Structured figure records
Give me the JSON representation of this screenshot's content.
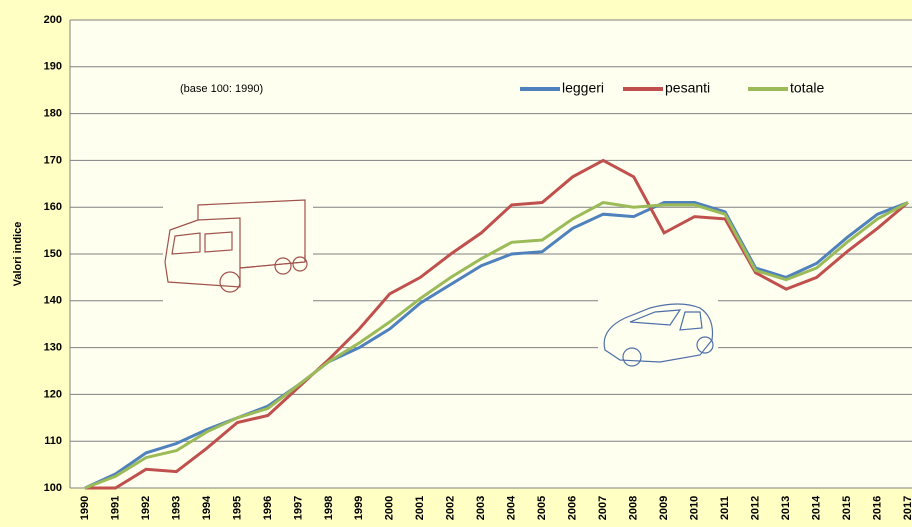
{
  "chart_data": {
    "type": "line",
    "y_label": "Valori indice",
    "annotation": "(base 100: 1990)",
    "categories": [
      "1990",
      "1991",
      "1992",
      "1993",
      "1994",
      "1995",
      "1996",
      "1997",
      "1998",
      "1999",
      "2000",
      "2001",
      "2002",
      "2003",
      "2004",
      "2005",
      "2006",
      "2007",
      "2008",
      "2009",
      "2010",
      "2011",
      "2012",
      "2013",
      "2014",
      "2015",
      "2016",
      "2017"
    ],
    "series": [
      {
        "name": "leggeri",
        "color": "#4f81bd",
        "values": [
          100,
          103,
          107.5,
          109.5,
          112.5,
          115,
          117.5,
          122,
          127,
          130,
          134,
          139.5,
          143.5,
          147.5,
          150,
          150.5,
          155.5,
          158.5,
          158,
          161,
          161,
          159,
          147,
          145,
          148,
          153.5,
          158.5,
          161
        ]
      },
      {
        "name": "pesanti",
        "color": "#c0504d",
        "values": [
          100,
          100,
          104,
          103.5,
          108.5,
          114,
          115.5,
          121.5,
          127.5,
          134,
          141.5,
          145,
          150,
          154.5,
          160.5,
          161,
          166.5,
          170,
          166.5,
          154.5,
          158,
          157.5,
          146,
          142.5,
          145,
          150.5,
          155.5,
          161
        ]
      },
      {
        "name": "totale",
        "color": "#9bbb59",
        "values": [
          100,
          102.5,
          106.5,
          108,
          112,
          115,
          117,
          122,
          127,
          131,
          135.5,
          140.5,
          145,
          149,
          152.5,
          153,
          157.5,
          161,
          160,
          160.5,
          160.5,
          158.5,
          146.5,
          144.5,
          147,
          152.5,
          157.5,
          161
        ]
      }
    ],
    "ylim": [
      100,
      200
    ],
    "yticks": [
      100,
      110,
      120,
      130,
      140,
      150,
      160,
      170,
      180,
      190,
      200
    ],
    "grid": true
  }
}
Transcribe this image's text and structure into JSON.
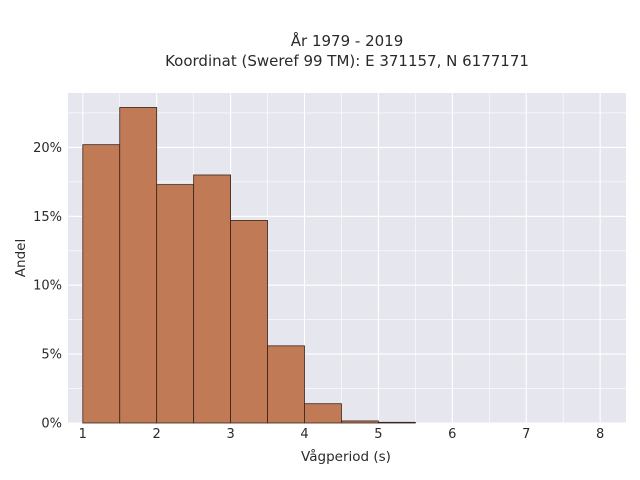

TASK: Exactly reproduce each record, leaving out any pictures.

SOLUTION FOR THIS EXERCISE:
Give me the JSON representation of this screenshot's content.
{
  "chart_data": {
    "type": "line",
    "y_label": "Valori indice",
    "annotation": "(base 100: 1990)",
    "categories": [
      "1990",
      "1991",
      "1992",
      "1993",
      "1994",
      "1995",
      "1996",
      "1997",
      "1998",
      "1999",
      "2000",
      "2001",
      "2002",
      "2003",
      "2004",
      "2005",
      "2006",
      "2007",
      "2008",
      "2009",
      "2010",
      "2011",
      "2012",
      "2013",
      "2014",
      "2015",
      "2016",
      "2017"
    ],
    "series": [
      {
        "name": "leggeri",
        "color": "#4f81bd",
        "values": [
          100,
          103,
          107.5,
          109.5,
          112.5,
          115,
          117.5,
          122,
          127,
          130,
          134,
          139.5,
          143.5,
          147.5,
          150,
          150.5,
          155.5,
          158.5,
          158,
          161,
          161,
          159,
          147,
          145,
          148,
          153.5,
          158.5,
          161
        ]
      },
      {
        "name": "pesanti",
        "color": "#c0504d",
        "values": [
          100,
          100,
          104,
          103.5,
          108.5,
          114,
          115.5,
          121.5,
          127.5,
          134,
          141.5,
          145,
          150,
          154.5,
          160.5,
          161,
          166.5,
          170,
          166.5,
          154.5,
          158,
          157.5,
          146,
          142.5,
          145,
          150.5,
          155.5,
          161
        ]
      },
      {
        "name": "totale",
        "color": "#9bbb59",
        "values": [
          100,
          102.5,
          106.5,
          108,
          112,
          115,
          117,
          122,
          127,
          131,
          135.5,
          140.5,
          145,
          149,
          152.5,
          153,
          157.5,
          161,
          160,
          160.5,
          160.5,
          158.5,
          146.5,
          144.5,
          147,
          152.5,
          157.5,
          161
        ]
      }
    ],
    "ylim": [
      100,
      200
    ],
    "yticks": [
      100,
      110,
      120,
      130,
      140,
      150,
      160,
      170,
      180,
      190,
      200
    ],
    "grid": true
  }
}
Transcribe this image's text and structure into JSON.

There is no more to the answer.